- Work instruction:
Would you give the listing again exactly as written, minus its pictures?
-- Study material follows --
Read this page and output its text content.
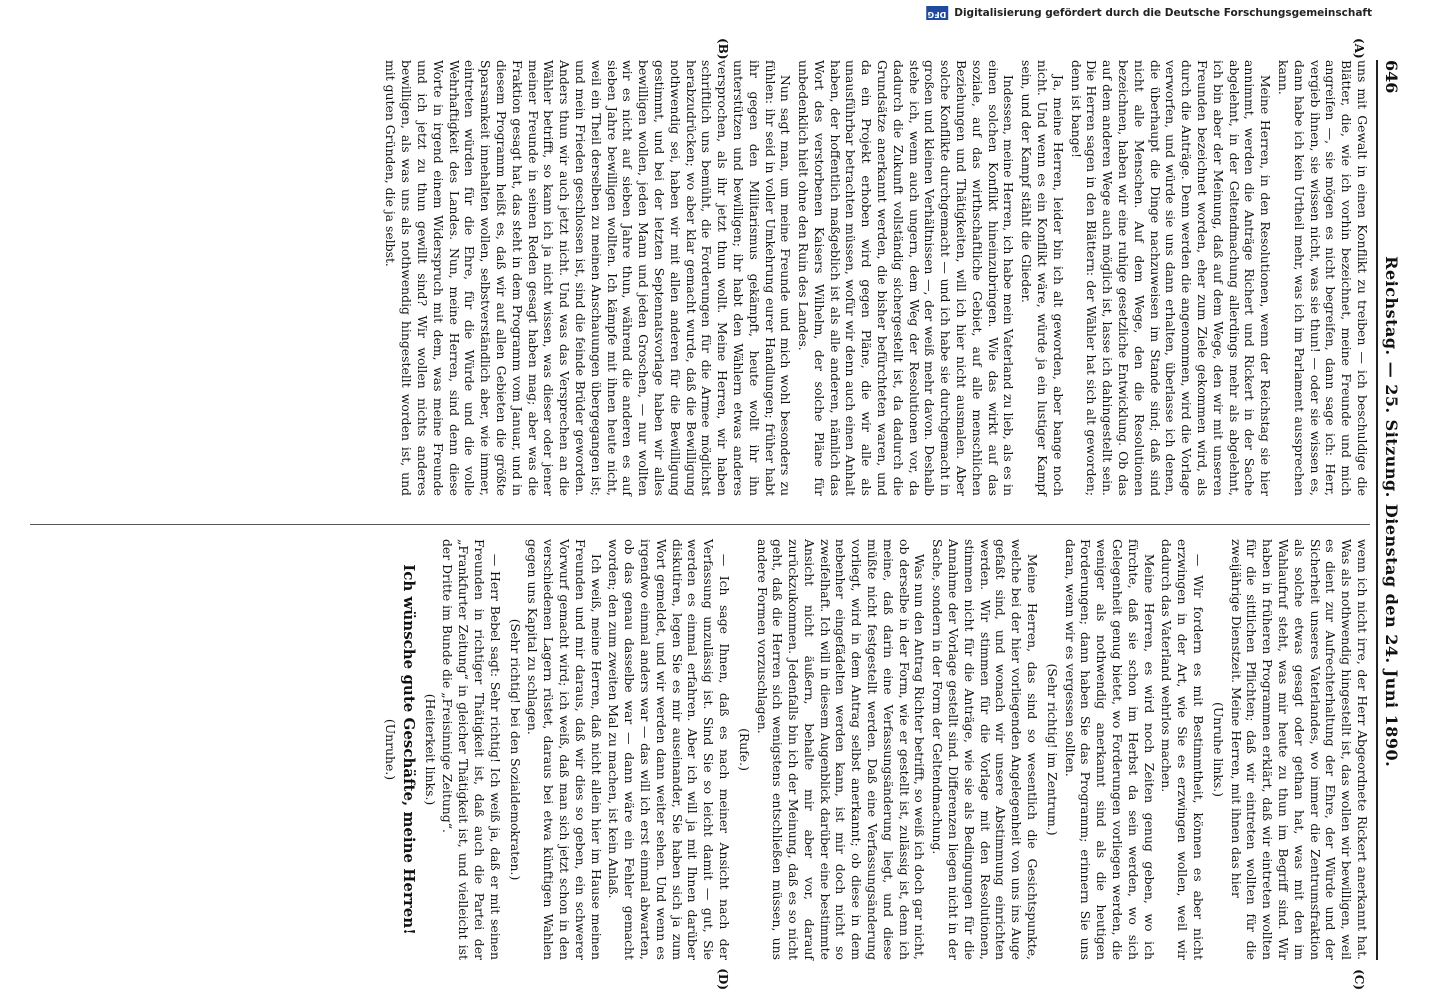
DFG Digitalisierung gefördert durch die Deutsche Forschungsgemeinschaft
646
Reichstag. — 25. Sitzung. Dienstag den 24. Juni 1890.
(A)
(B)

uns mit Gewalt in einen Konflikt zu treiben — ich beschuldige die Blätter, die, wie ich vorhin bezeichnet, meine Freunde und mich angreifen —, sie mögen es nicht begreifen, dann sage ich: Herr, vergieb ihnen, sie wissen nicht, was sie thun! — oder sie wissen es, dann habe ich kein Urtheil mehr, was ich im Parlament aussprechen kann.

Meine Herren, in den Resolutionen, wenn der Reichstag sie hier annimmt, werden die Anträge Richert und Rickert in der Sache abgelehnt, in der Geltendmachung allerdings mehr als abgelehnt, ich bin aber der Meinung, daß auf dem Wege, den wir mit unseren Freunden bezeichnet worden, eher zum Ziele gekommen wird, als durch die Anträge. Denn werden die angenommen, wird die Vorlage verworfen, und würde sie uns dann erhalten, überlasse ich denen, die überhaupt die Dinge nachzuweisen im Stande sind; daß sind nicht alle Menschen. Auf dem Wege, den die Resolutionen bezeichnen, haben wir eine ruhige gesetzliche Entwicklung. Ob das auf dem anderen Wege auch möglich ist, lasse ich dahingestellt sein. Die Herren sagen in den Blättern: der Wähler hat sich alt geworden; denn ist bange!

Ja, meine Herren, leider bin ich alt geworden, aber bange noch nicht. Und wenn es ein Konflikt wäre, würde ja ein lustiger Kampf sein, und der Kampf stählt die Glieder.

Indessen, meine Herren, ich habe mein Vaterland zu lieb, als es in einen solchen Konflikt hineinzubringen. Wie das wirkt auf das soziale, auf das wirthschaftliche Gebiet, auf alle menschlichen Beziehungen und Thätigkeiten, will ich hier nicht ausmalen. Aber solche Konflikte durchgemacht — und ich habe sie durchgemacht in großen und kleinen Verhältnissen —, der weiß mehr davon. Deshalb stehe ich, wenn auch ungern, dem Weg der Resolutionen vor, da dadurch die Zukunft vollständig sichergestellt ist, da dadurch die Grundsätze anerkannt werden, die bisher befürchteten waren, und da ein Projekt erhoben wird gegen Pläne, die wir alle als unausführbar betrachten müssen, wofür wir denn auch einen Anhalt haben, der hoffentlich maßgeblich ist als alle anderen, nämlich das Wort des verstorbenen Kaisers Wilhelm, der solche Pläne für unbedenklich hielt ohne den Ruin des Landes.

Nun sagt man, um meine Freunde und mich wohl besonders zu fühlen: ihr seid in voller Umkehrung eurer Handlungen; früher habt ihr gegen den Militarismus gekämpft, heute wollt ihr ihn unterstützen und bewilligen; ihr habt den Wählern etwas anderes versprochen, als ihr jetzt thun wollt. Meine Herren, wir haben schriftlich uns bemüht, die Forderungen für die Armee möglichst herabzudrücken; wo aber klar gemacht wurde, daß die Bewilligung nothwendig sei, haben wir mit allen anderen für die Bewilligung gestimmt, und bei der letzten Septennatsvorlage haben wir alles bewilligen wollen, jeden Mann und jeden Groschen, — nur wollten wir es nicht auf sieben Jahre thun, während die anderen es auf sieben Jahre bewilligen wollten. Ich kämpfe mit ihnen heute nicht, weil ein Theil derselben zu meinen Anschauungen übergegangen ist; und mein Frieden geschlossen ist, sind die feinde Brüder geworden. Anders thun wir auch jetzt nicht. Und was das Versprechen an die Wähler betrifft, so kann ich ja nicht wissen, was dieser oder jener meiner Freunde in seinen Reden gesagt haben mag; aber was die Fraktion gesagt hat, das steht in dem Programm vom Januar, und in diesem Programm heißt es, daß wir auf allen Gebieten die größte Sparsamkeit innehalten wollen, selbstverständlich aber, wie immer, eintreten würden für die Ehre, für die Würde und die volle Wehrhaftigkeit des Landes. Nun, meine Herren, sind denn diese Worte in irgend einem Widerspruch mit dem, was meine Freunde und ich jetzt zu thun gewillt sind? Wir wollen nichts anderes bewilligen, als was uns als nothwendig hingestellt worden ist, und mit guten Gründen, die ja selbst.

(C)
(D)

wenn ich nicht irre, der Herr Abgeordnete Rickert anerkannt hat. Was als nothwendig hingestellt ist, das wollen wir bewilligen, weil es dient zur Aufrechterhaltung der Ehre, der Würde und der Sicherheit unseres Vaterlandes, wo immer die Zentrumsfraktion als solche etwas gesagt oder gethan hat, was mit den im Wahlaufruf steht, was mir heute zu thun im Begriff sind. Wir haben in früheren Programmen erklärt, daß wir eintreten wollten für die sittlichen Pflichten; daß wir eintreten wollten für die zweijährige Dienstzeit. Meine Herren, mit ihnen das hier

(Unruhe links.)

— Wir fordern es mit Bestimmtheit, können es aber nicht erzwingen in der Art, wie Sie es erzwingen wollen, weil wir dadurch das Vaterland wehrlos machen.

Meine Herren, es wird noch Zeiten genug geben, wo ich fürchte, daß sie schon im Herbst da sein werden, wo sich Gelegenheit genug bietet, wo Forderungen vorliegen werden, die weniger als nothwendig anerkannt sind als die heutigen Forderungen; dann haben Sie das Programm; erinnern Sie uns daran, wenn wir es vergessen sollten.

(Sehr richtig! im Zentrum.)

Meine Herren, das sind so wesentlich die Gesichtspunkte, welche bei der hier vorliegenden Angelegenheit von uns ins Auge gefaßt sind, und wonach wir unsere Abstimmung einrichten werden. Wir stimmen für die Vorlage mit den Resolutionen, stimmen nicht für die Anträge, wie sie als Bedingungen für die Annahme der Vorlage gestellt sind. Differenzen liegen nicht in der Sache, sondern in der Form der Geltendmachung.

Was nun den Antrag Richter betrifft, so weiß ich doch gar nicht, ob derselbe in der Form, wie er gestellt ist, zulässig ist, denn ich meine, daß darin eine Verfassungsänderung liegt, und diese müßte nicht festgestellt werden. Daß eine Verfassungsänderung vorliegt, wird in dem Antrag selbst anerkannt; ob diese in dem nebenher eingefädelten werden kann, ist mir doch nicht so zweifelhaft. Ich will in diesem Augenblick darüber eine bestimmte Ansicht nicht äußern, behalte mir aber vor, darauf zurückzukommen. Jedenfalls bin ich der Meinung, daß es so nicht geht, daß die Herren sich wenigstens entschließen müssen, uns andere Formen vorzuschlagen.

(Rufe.)

— Ich sage Ihnen, daß es nach meiner Ansicht nach der Verfassung unzulässig ist. Sind Sie so leicht damit — gut, Sie werden es einmal erfahren. Aber ich will ja mit Ihnen darüber diskutiren, legen Sie es mir auseinander, Sie haben sich ja zum Wort gemeldet, und wir werden dann weiter sehen. Und wenn es irgendwo einmal anders war — das will ich erst einmal abwarten, ob das genau dasselbe war — dann wäre ein Fehler gemacht worden; den zum zweiten Mal zu machen, ist kein Anlaß.

Ich weiß, meine Herren, daß nicht allein hier im Hause meinen Freunden und mir daraus, daß wir dies so geben, ein schwerer Vorwurf gemacht wird; ich weiß, daß man sich jetzt schon in den verschiedenen Lagern rüstet, daraus bei etwa künftigen Wahlen gegen uns Kapital zu schlagen.

(Sehr richtig! bei den Sozialdemokraten.)

— Herr Bebel sagt: Sehr richtig! Ich weiß ja, daß er mit seinen Freunden in richtiger Thätigkeit ist, daß auch die Partei der „Frankfurter Zeitung“ in gleicher Thätigkeit ist, und vielleicht ist der Dritte im Bunde die „Freisinnige Zeitung“.

(Heiterkeit links.)

Ich wünsche gute Geschäfte, meine Herren!

(Unruhe.)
-- Study material concluded --
- Response area:
Read this page and output its text content.
DFG Digitalisierung gefördert durch die Deutsche Forschungsgemeinschaft
646
Reichstag. — 25. Sitzung. Dienstag den 24. Juni 1890.
(A)
(B)

uns mit Gewalt in einen Konflikt zu treiben — ich beschuldige die Blätter, die, wie ich vorhin bezeichnet, meine Freunde und mich angreifen —, sie mögen es nicht begreifen, dann sage ich: Herr, vergieb ihnen, sie wissen nicht, was sie thun! — oder sie wissen es, dann habe ich kein Urtheil mehr, was ich im Parlament aussprechen kann.

Meine Herren, in den Resolutionen, wenn der Reichstag sie hier annimmt, werden die Anträge Richert und Rickert in der Sache abgelehnt, in der Geltendmachung allerdings mehr als abgelehnt, ich bin aber der Meinung, daß auf dem Wege, den wir mit unseren Freunden bezeichnet worden, eher zum Ziele gekommen wird, als durch die Anträge. Denn werden die angenommen, wird die Vorlage verworfen, und würde sie uns dann erhalten, überlasse ich denen, die überhaupt die Dinge nachzuweisen im Stande sind; daß sind nicht alle Menschen. Auf dem Wege, den die Resolutionen bezeichnen, haben wir eine ruhige gesetzliche Entwicklung. Ob das auf dem anderen Wege auch möglich ist, lasse ich dahingestellt sein. Die Herren sagen in den Blättern: der Wähler hat sich alt geworden; denn ist bange!

Ja, meine Herren, leider bin ich alt geworden, aber bange noch nicht. Und wenn es ein Konflikt wäre, würde ja ein lustiger Kampf sein, und der Kampf stählt die Glieder.

Indessen, meine Herren, ich habe mein Vaterland zu lieb, als es in einen solchen Konflikt hineinzubringen. Wie das wirkt auf das soziale, auf das wirthschaftliche Gebiet, auf alle menschlichen Beziehungen und Thätigkeiten, will ich hier nicht ausmalen. Aber solche Konflikte durchgemacht — und ich habe sie durchgemacht in großen und kleinen Verhältnissen —, der weiß mehr davon. Deshalb stehe ich, wenn auch ungern, dem Weg der Resolutionen vor, da dadurch die Zukunft vollständig sichergestellt ist, da dadurch die Grundsätze anerkannt werden, die bisher befürchteten waren, und da ein Projekt erhoben wird gegen Pläne, die wir alle als unausführbar betrachten müssen, wofür wir denn auch einen Anhalt haben, der hoffentlich maßgeblich ist als alle anderen, nämlich das Wort des verstorbenen Kaisers Wilhelm, der solche Pläne für unbedenklich hielt ohne den Ruin des Landes.

Nun sagt man, um meine Freunde und mich wohl besonders zu fühlen: ihr seid in voller Umkehrung eurer Handlungen; früher habt ihr gegen den Militarismus gekämpft, heute wollt ihr ihn unterstützen und bewilligen; ihr habt den Wählern etwas anderes versprochen, als ihr jetzt thun wollt. Meine Herren, wir haben schriftlich uns bemüht, die Forderungen für die Armee möglichst herabzudrücken; wo aber klar gemacht wurde, daß die Bewilligung nothwendig sei, haben wir mit allen anderen für die Bewilligung gestimmt, und bei der letzten Septennatsvorlage haben wir alles bewilligen wollen, jeden Mann und jeden Groschen, — nur wollten wir es nicht auf sieben Jahre thun, während die anderen es auf sieben Jahre bewilligen wollten. Ich kämpfe mit ihnen heute nicht, weil ein Theil derselben zu meinen Anschauungen übergegangen ist; und mein Frieden geschlossen ist, sind die feinde Brüder geworden. Anders thun wir auch jetzt nicht. Und was das Versprechen an die Wähler betrifft, so kann ich ja nicht wissen, was dieser oder jener meiner Freunde in seinen Reden gesagt haben mag; aber was die Fraktion gesagt hat, das steht in dem Programm vom Januar, und in diesem Programm heißt es, daß wir auf allen Gebieten die größte Sparsamkeit innehalten wollen, selbstverständlich aber, wie immer, eintreten würden für die Ehre, für die Würde und die volle Wehrhaftigkeit des Landes. Nun, meine Herren, sind denn diese Worte in irgend einem Widerspruch mit dem, was meine Freunde und ich jetzt zu thun gewillt sind? Wir wollen nichts anderes bewilligen, als was uns als nothwendig hingestellt worden ist, und mit guten Gründen, die ja selbst.

(C)
(D)

wenn ich nicht irre, der Herr Abgeordnete Rickert anerkannt hat. Was als nothwendig hingestellt ist, das wollen wir bewilligen, weil es dient zur Aufrechterhaltung der Ehre, der Würde und der Sicherheit unseres Vaterlandes, wo immer die Zentrumsfraktion als solche etwas gesagt oder gethan hat, was mit den im Wahlaufruf steht, was mir heute zu thun im Begriff sind. Wir haben in früheren Programmen erklärt, daß wir eintreten wollten für die sittlichen Pflichten; daß wir eintreten wollten für die zweijährige Dienstzeit. Meine Herren, mit ihnen das hier

(Unruhe links.)

— Wir fordern es mit Bestimmtheit, können es aber nicht erzwingen in der Art, wie Sie es erzwingen wollen, weil wir dadurch das Vaterland wehrlos machen.

Meine Herren, es wird noch Zeiten genug geben, wo ich fürchte, daß sie schon im Herbst da sein werden, wo sich Gelegenheit genug bietet, wo Forderungen vorliegen werden, die weniger als nothwendig anerkannt sind als die heutigen Forderungen; dann haben Sie das Programm; erinnern Sie uns daran, wenn wir es vergessen sollten.

(Sehr richtig! im Zentrum.)

Meine Herren, das sind so wesentlich die Gesichtspunkte, welche bei der hier vorliegenden Angelegenheit von uns ins Auge gefaßt sind, und wonach wir unsere Abstimmung einrichten werden. Wir stimmen für die Vorlage mit den Resolutionen, stimmen nicht für die Anträge, wie sie als Bedingungen für die Annahme der Vorlage gestellt sind. Differenzen liegen nicht in der Sache, sondern in der Form der Geltendmachung.

Was nun den Antrag Richter betrifft, so weiß ich doch gar nicht, ob derselbe in der Form, wie er gestellt ist, zulässig ist, denn ich meine, daß darin eine Verfassungsänderung liegt, und diese müßte nicht festgestellt werden. Daß eine Verfassungsänderung vorliegt, wird in dem Antrag selbst anerkannt; ob diese in dem nebenher eingefädelten werden kann, ist mir doch nicht so zweifelhaft. Ich will in diesem Augenblick darüber eine bestimmte Ansicht nicht äußern, behalte mir aber vor, darauf zurückzukommen. Jedenfalls bin ich der Meinung, daß es so nicht geht, daß die Herren sich wenigstens entschließen müssen, uns andere Formen vorzuschlagen.

(Rufe.)

— Ich sage Ihnen, daß es nach meiner Ansicht nach der Verfassung unzulässig ist. Sind Sie so leicht damit — gut, Sie werden es einmal erfahren. Aber ich will ja mit Ihnen darüber diskutiren, legen Sie es mir auseinander, Sie haben sich ja zum Wort gemeldet, und wir werden dann weiter sehen. Und wenn es irgendwo einmal anders war — das will ich erst einmal abwarten, ob das genau dasselbe war — dann wäre ein Fehler gemacht worden; den zum zweiten Mal zu machen, ist kein Anlaß.

Ich weiß, meine Herren, daß nicht allein hier im Hause meinen Freunden und mir daraus, daß wir dies so geben, ein schwerer Vorwurf gemacht wird; ich weiß, daß man sich jetzt schon in den verschiedenen Lagern rüstet, daraus bei etwa künftigen Wahlen gegen uns Kapital zu schlagen.

(Sehr richtig! bei den Sozialdemokraten.)

— Herr Bebel sagt: Sehr richtig! Ich weiß ja, daß er mit seinen Freunden in richtiger Thätigkeit ist, daß auch die Partei der „Frankfurter Zeitung“ in gleicher Thätigkeit ist, und vielleicht ist der Dritte im Bunde die „Freisinnige Zeitung“.

(Heiterkeit links.)

Ich wünsche gute Geschäfte, meine Herren!

(Unruhe.)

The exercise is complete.